▶ _Job_:
Give the number of lines in the listing that hold the word "khách". Write nothing but that number.

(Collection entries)
---

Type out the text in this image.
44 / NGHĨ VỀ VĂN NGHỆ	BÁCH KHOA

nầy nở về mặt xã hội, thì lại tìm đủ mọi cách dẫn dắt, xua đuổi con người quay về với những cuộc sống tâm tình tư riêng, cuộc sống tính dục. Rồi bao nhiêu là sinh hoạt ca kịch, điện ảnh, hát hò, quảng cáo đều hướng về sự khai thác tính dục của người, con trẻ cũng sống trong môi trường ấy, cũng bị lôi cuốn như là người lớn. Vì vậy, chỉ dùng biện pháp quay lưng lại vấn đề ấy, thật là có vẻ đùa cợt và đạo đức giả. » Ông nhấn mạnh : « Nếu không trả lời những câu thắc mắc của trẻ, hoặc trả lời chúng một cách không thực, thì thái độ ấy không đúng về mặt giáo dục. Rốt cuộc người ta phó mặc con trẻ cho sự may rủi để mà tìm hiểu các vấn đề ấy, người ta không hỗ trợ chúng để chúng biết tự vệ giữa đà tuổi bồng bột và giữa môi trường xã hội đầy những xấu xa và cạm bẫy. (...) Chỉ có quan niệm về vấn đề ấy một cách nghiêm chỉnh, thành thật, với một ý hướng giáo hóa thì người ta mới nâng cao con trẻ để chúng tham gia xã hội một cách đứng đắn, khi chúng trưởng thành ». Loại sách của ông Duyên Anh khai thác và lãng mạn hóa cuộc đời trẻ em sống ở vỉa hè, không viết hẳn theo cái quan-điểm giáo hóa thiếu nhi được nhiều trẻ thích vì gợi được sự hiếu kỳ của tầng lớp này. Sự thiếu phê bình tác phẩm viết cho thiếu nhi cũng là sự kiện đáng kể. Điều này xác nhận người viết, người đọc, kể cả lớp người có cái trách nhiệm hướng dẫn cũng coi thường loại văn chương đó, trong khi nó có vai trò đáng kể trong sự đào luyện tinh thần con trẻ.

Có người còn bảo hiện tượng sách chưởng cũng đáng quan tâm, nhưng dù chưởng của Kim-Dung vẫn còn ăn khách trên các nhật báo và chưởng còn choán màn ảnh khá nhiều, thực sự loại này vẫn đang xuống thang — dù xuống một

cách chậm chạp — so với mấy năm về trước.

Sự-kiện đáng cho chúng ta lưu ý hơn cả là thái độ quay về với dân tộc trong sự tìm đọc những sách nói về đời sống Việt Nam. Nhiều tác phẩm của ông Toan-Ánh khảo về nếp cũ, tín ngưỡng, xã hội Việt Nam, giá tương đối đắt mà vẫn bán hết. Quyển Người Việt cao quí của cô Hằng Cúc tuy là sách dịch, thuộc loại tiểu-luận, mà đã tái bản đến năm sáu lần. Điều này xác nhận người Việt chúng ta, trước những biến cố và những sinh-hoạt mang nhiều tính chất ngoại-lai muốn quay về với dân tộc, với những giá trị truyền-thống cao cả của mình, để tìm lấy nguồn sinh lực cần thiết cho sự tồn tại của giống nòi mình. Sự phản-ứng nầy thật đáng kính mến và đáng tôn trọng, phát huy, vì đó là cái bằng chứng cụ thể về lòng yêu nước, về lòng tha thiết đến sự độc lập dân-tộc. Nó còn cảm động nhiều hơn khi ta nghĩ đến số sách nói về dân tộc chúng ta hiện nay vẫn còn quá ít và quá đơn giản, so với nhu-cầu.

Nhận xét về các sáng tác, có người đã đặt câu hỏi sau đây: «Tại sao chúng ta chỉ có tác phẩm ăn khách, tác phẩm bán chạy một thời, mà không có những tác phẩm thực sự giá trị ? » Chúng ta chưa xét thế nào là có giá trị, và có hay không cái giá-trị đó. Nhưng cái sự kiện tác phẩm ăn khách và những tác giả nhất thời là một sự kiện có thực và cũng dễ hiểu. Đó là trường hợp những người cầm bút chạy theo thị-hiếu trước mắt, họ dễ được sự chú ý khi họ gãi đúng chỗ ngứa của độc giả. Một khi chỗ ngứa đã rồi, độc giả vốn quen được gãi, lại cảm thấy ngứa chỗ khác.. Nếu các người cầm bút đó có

---

▶ _Solution to this task_:
2